> [Activity]:
Pictures in the data below are not part of the copy; transcribe everything else exactly.

> [Dataset records]:
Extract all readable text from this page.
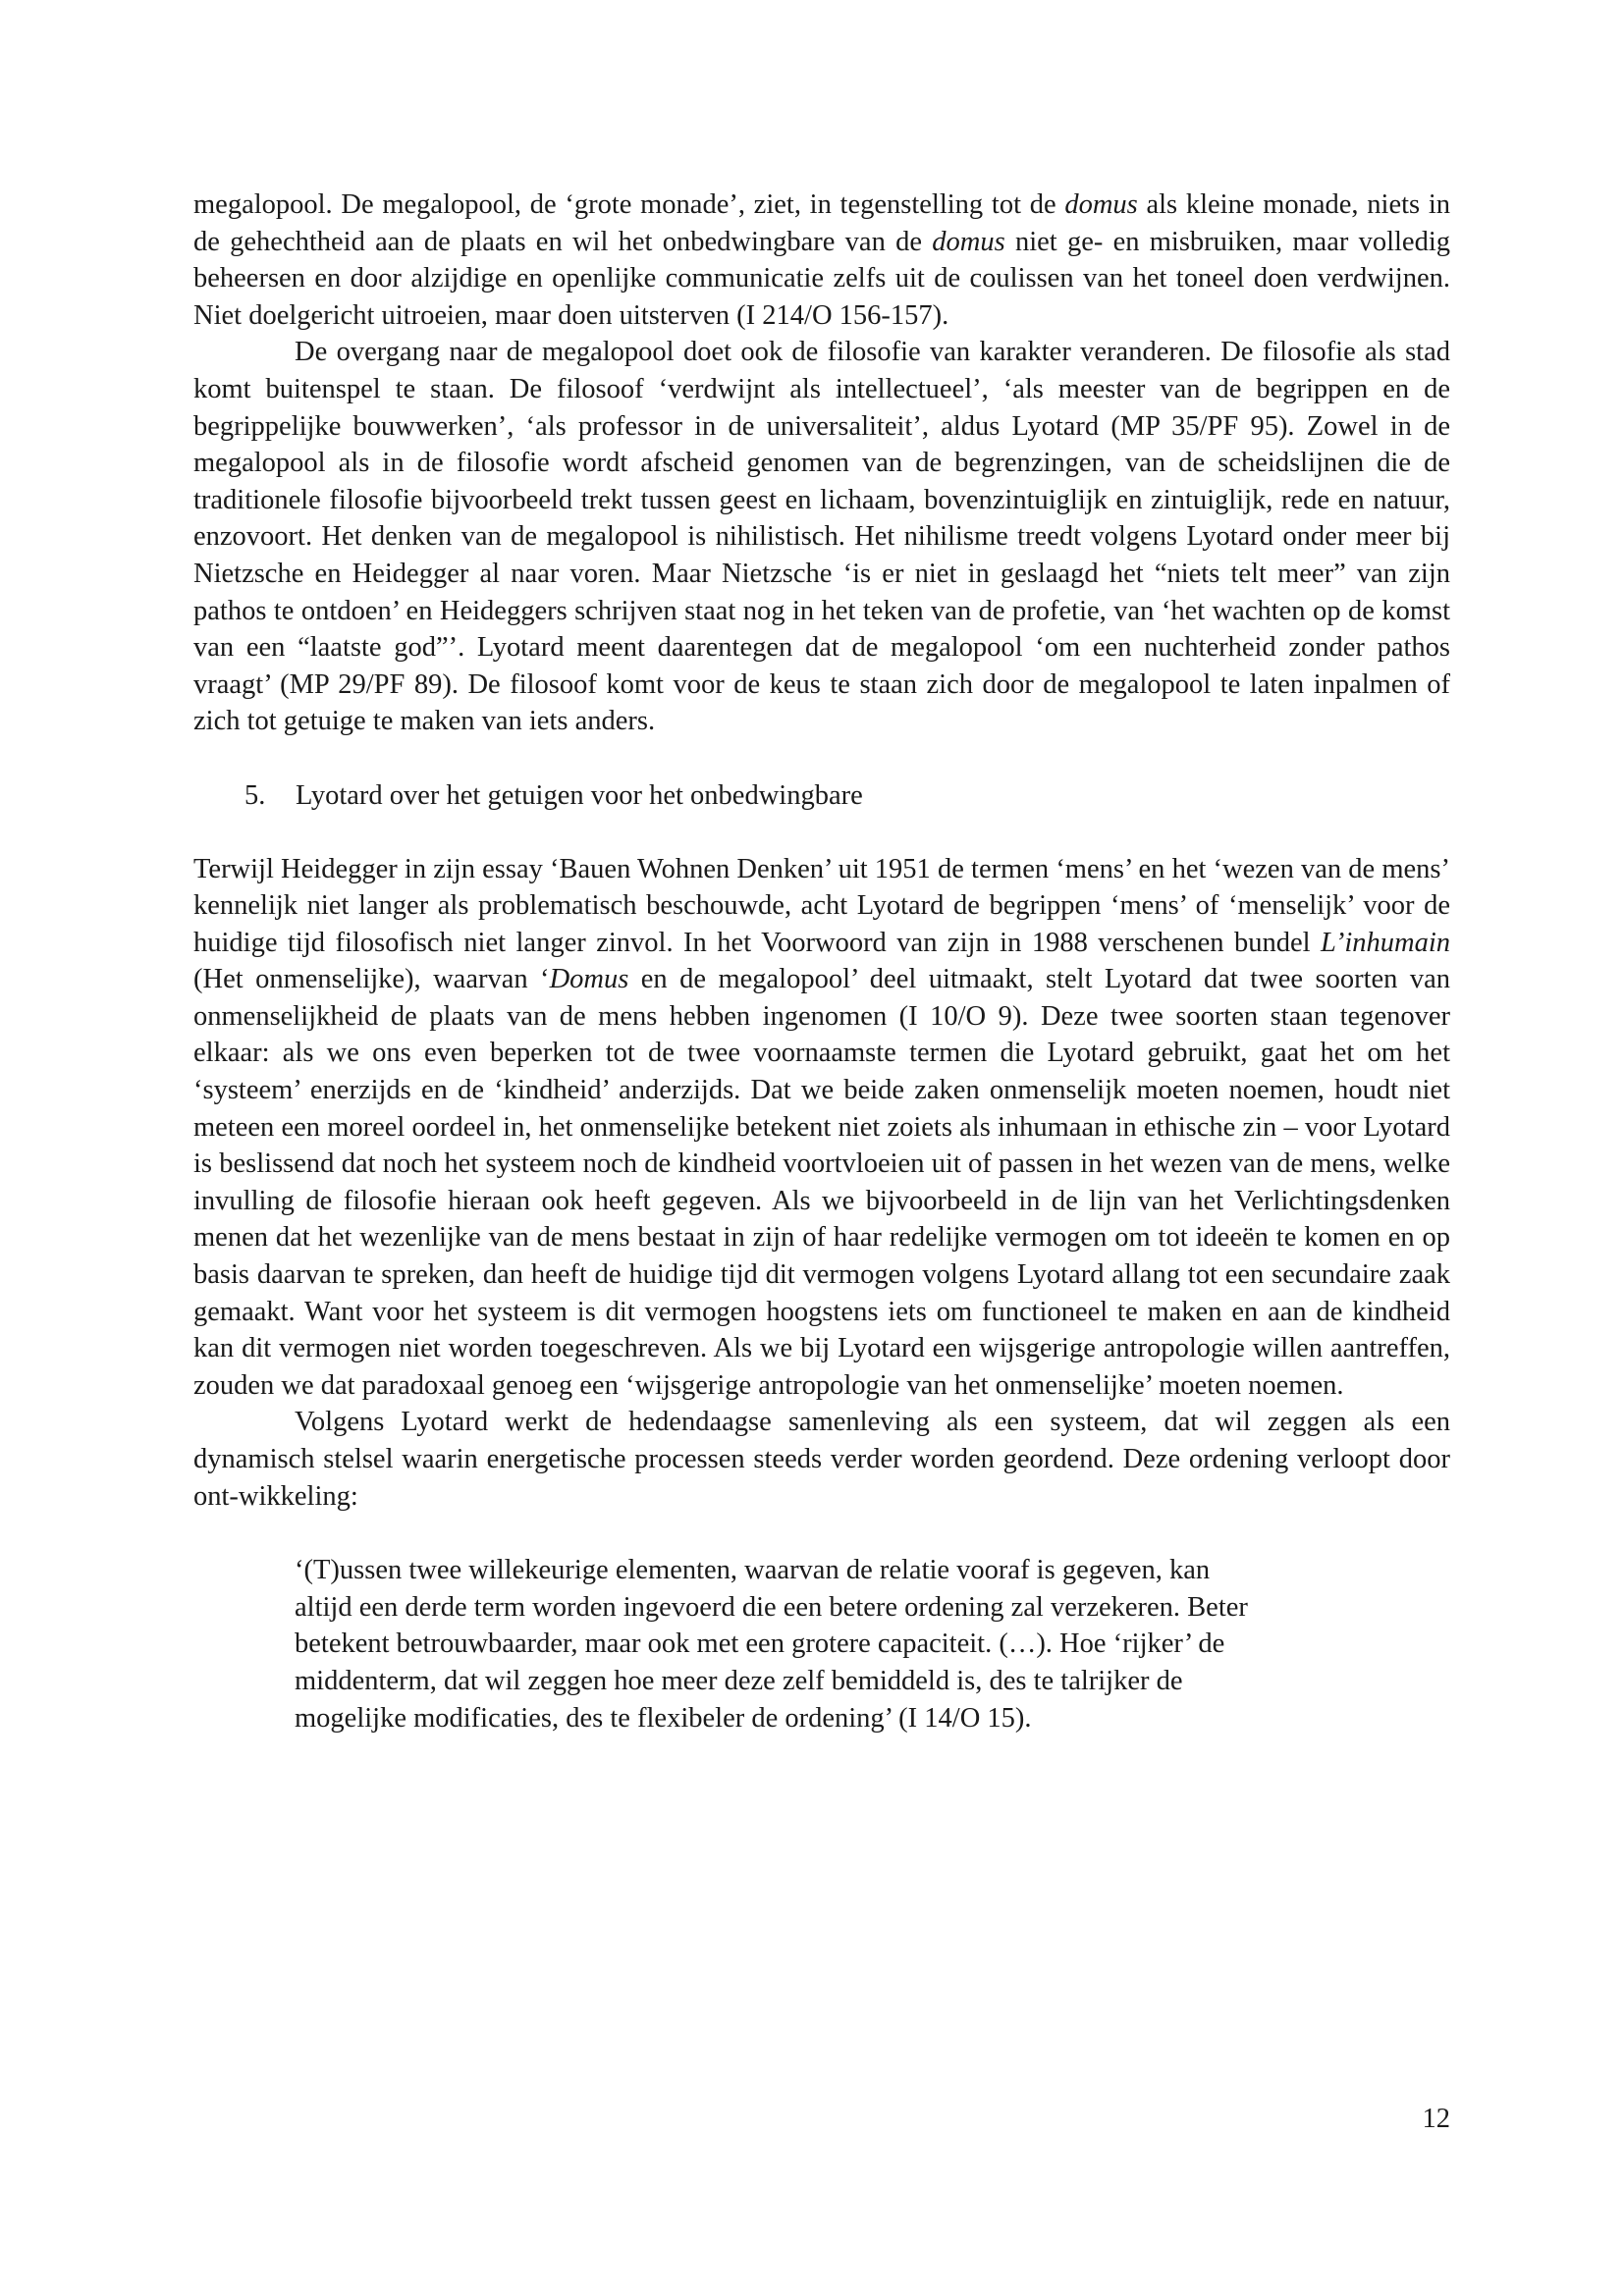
megalopool. De megalopool, de ‘grote monade’, ziet, in tegenstelling tot de domus als kleine monade, niets in de gehechtheid aan de plaats en wil het onbedwingbare van de domus niet ge- en misbruiken, maar volledig beheersen en door alzijdige en openlijke communicatie zelfs uit de coulissen van het toneel doen verdwijnen. Niet doelgericht uitroeien, maar doen uitsterven (I 214/O 156-157).

De overgang naar de megalopool doet ook de filosofie van karakter veranderen. De filosofie als stad komt buitenspel te staan. De filosoof ‘verdwijnt als intellectueel’, ‘als meester van de begrippen en de begrippelijke bouwwerken’, ‘als professor in de universaliteit’, aldus Lyotard (MP 35/PF 95). Zowel in de megalopool als in de filosofie wordt afscheid genomen van de begrenzingen, van de scheidslijnen die de traditionele filosofie bijvoorbeeld trekt tussen geest en lichaam, bovenzintuiglijk en zintuiglijk, rede en natuur, enzovoort. Het denken van de megalopool is nihilistisch. Het nihilisme treedt volgens Lyotard onder meer bij Nietzsche en Heidegger al naar voren. Maar Nietzsche ‘is er niet in geslaagd het “niets telt meer” van zijn pathos te ontdoen’ en Heideggers schrijven staat nog in het teken van de profetie, van ‘het wachten op de komst van een “laatste god”’. Lyotard meent daarentegen dat de megalopool ‘om een nuchterheid zonder pathos vraagt’ (MP 29/PF 89). De filosoof komt voor de keus te staan zich door de megalopool te laten inpalmen of zich tot getuige te maken van iets anders.

5. Lyotard over het getuigen voor het onbedwingbare

Terwijl Heidegger in zijn essay ‘Bauen Wohnen Denken’ uit 1951 de termen ‘mens’ en het ‘wezen van de mens’ kennelijk niet langer als problematisch beschouwde, acht Lyotard de begrippen ‘mens’ of ‘menselijk’ voor de huidige tijd filosofisch niet langer zinvol. In het Voorwoord van zijn in 1988 verschenen bundel L’inhumain (Het onmenselijke), waarvan ‘Domus en de megalopool’ deel uitmaakt, stelt Lyotard dat twee soorten van onmenselijkheid de plaats van de mens hebben ingenomen (I 10/O 9). Deze twee soorten staan tegenover elkaar: als we ons even beperken tot de twee voornaamste termen die Lyotard gebruikt, gaat het om het ‘systeem’ enerzijds en de ‘kindheid’ anderzijds. Dat we beide zaken onmenselijk moeten noemen, houdt niet meteen een moreel oordeel in, het onmenselijke betekent niet zoiets als inhumaan in ethische zin – voor Lyotard is beslissend dat noch het systeem noch de kindheid voortvloeien uit of passen in het wezen van de mens, welke invulling de filosofie hieraan ook heeft gegeven. Als we bijvoorbeeld in de lijn van het Verlichtingsdenken menen dat het wezenlijke van de mens bestaat in zijn of haar redelijke vermogen om tot ideeën te komen en op basis daarvan te spreken, dan heeft de huidige tijd dit vermogen volgens Lyotard allang tot een secundaire zaak gemaakt. Want voor het systeem is dit vermogen hoogstens iets om functioneel te maken en aan de kindheid kan dit vermogen niet worden toegeschreven. Als we bij Lyotard een wijsgerige antropologie willen aantreffen, zouden we dat paradoxaal genoeg een ‘wijsgerige antropologie van het onmenselijke’ moeten noemen.

Volgens Lyotard werkt de hedendaagse samenleving als een systeem, dat wil zeggen als een dynamisch stelsel waarin energetische processen steeds verder worden geordend. Deze ordening verloopt door ont-wikkeling:

‘(T)ussen twee willekeurige elementen, waarvan de relatie vooraf is gegeven, kan
altijd een derde term worden ingevoerd die een betere ordening zal verzekeren. Beter
betekent betrouwbaarder, maar ook met een grotere capaciteit. (…). Hoe ‘rijker’ de
middenterm, dat wil zeggen hoe meer deze zelf bemiddeld is, des te talrijker de
mogelijke modificaties, des te flexibeler de ordening’ (I 14/O 15).
12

> [Solution]:
Extract all readable text from this page.
megalopool. De megalopool, de ‘grote monade’, ziet, in tegenstelling tot de domus als kleine monade, niets in de gehechtheid aan de plaats en wil het onbedwingbare van de domus niet ge- en misbruiken, maar volledig beheersen en door alzijdige en openlijke communicatie zelfs uit de coulissen van het toneel doen verdwijnen. Niet doelgericht uitroeien, maar doen uitsterven (I 214/O 156-157).

De overgang naar de megalopool doet ook de filosofie van karakter veranderen. De filosofie als stad komt buitenspel te staan. De filosoof ‘verdwijnt als intellectueel’, ‘als meester van de begrippen en de begrippelijke bouwwerken’, ‘als professor in de universaliteit’, aldus Lyotard (MP 35/PF 95). Zowel in de megalopool als in de filosofie wordt afscheid genomen van de begrenzingen, van de scheidslijnen die de traditionele filosofie bijvoorbeeld trekt tussen geest en lichaam, bovenzintuiglijk en zintuiglijk, rede en natuur, enzovoort. Het denken van de megalopool is nihilistisch. Het nihilisme treedt volgens Lyotard onder meer bij Nietzsche en Heidegger al naar voren. Maar Nietzsche ‘is er niet in geslaagd het “niets telt meer” van zijn pathos te ontdoen’ en Heideggers schrijven staat nog in het teken van de profetie, van ‘het wachten op de komst van een “laatste god”’. Lyotard meent daarentegen dat de megalopool ‘om een nuchterheid zonder pathos vraagt’ (MP 29/PF 89). De filosoof komt voor de keus te staan zich door de megalopool te laten inpalmen of zich tot getuige te maken van iets anders.

5. Lyotard over het getuigen voor het onbedwingbare

Terwijl Heidegger in zijn essay ‘Bauen Wohnen Denken’ uit 1951 de termen ‘mens’ en het ‘wezen van de mens’ kennelijk niet langer als problematisch beschouwde, acht Lyotard de begrippen ‘mens’ of ‘menselijk’ voor de huidige tijd filosofisch niet langer zinvol. In het Voorwoord van zijn in 1988 verschenen bundel L’inhumain (Het onmenselijke), waarvan ‘Domus en de megalopool’ deel uitmaakt, stelt Lyotard dat twee soorten van onmenselijkheid de plaats van de mens hebben ingenomen (I 10/O 9). Deze twee soorten staan tegenover elkaar: als we ons even beperken tot de twee voornaamste termen die Lyotard gebruikt, gaat het om het ‘systeem’ enerzijds en de ‘kindheid’ anderzijds. Dat we beide zaken onmenselijk moeten noemen, houdt niet meteen een moreel oordeel in, het onmenselijke betekent niet zoiets als inhumaan in ethische zin – voor Lyotard is beslissend dat noch het systeem noch de kindheid voortvloeien uit of passen in het wezen van de mens, welke invulling de filosofie hieraan ook heeft gegeven. Als we bijvoorbeeld in de lijn van het Verlichtingsdenken menen dat het wezenlijke van de mens bestaat in zijn of haar redelijke vermogen om tot ideeën te komen en op basis daarvan te spreken, dan heeft de huidige tijd dit vermogen volgens Lyotard allang tot een secundaire zaak gemaakt. Want voor het systeem is dit vermogen hoogstens iets om functioneel te maken en aan de kindheid kan dit vermogen niet worden toegeschreven. Als we bij Lyotard een wijsgerige antropologie willen aantreffen, zouden we dat paradoxaal genoeg een ‘wijsgerige antropologie van het onmenselijke’ moeten noemen.

Volgens Lyotard werkt de hedendaagse samenleving als een systeem, dat wil zeggen als een dynamisch stelsel waarin energetische processen steeds verder worden geordend. Deze ordening verloopt door ont-wikkeling:

‘(T)ussen twee willekeurige elementen, waarvan de relatie vooraf is gegeven, kan
altijd een derde term worden ingevoerd die een betere ordening zal verzekeren. Beter
betekent betrouwbaarder, maar ook met een grotere capaciteit. (…). Hoe ‘rijker’ de
middenterm, dat wil zeggen hoe meer deze zelf bemiddeld is, des te talrijker de
mogelijke modificaties, des te flexibeler de ordening’ (I 14/O 15).
12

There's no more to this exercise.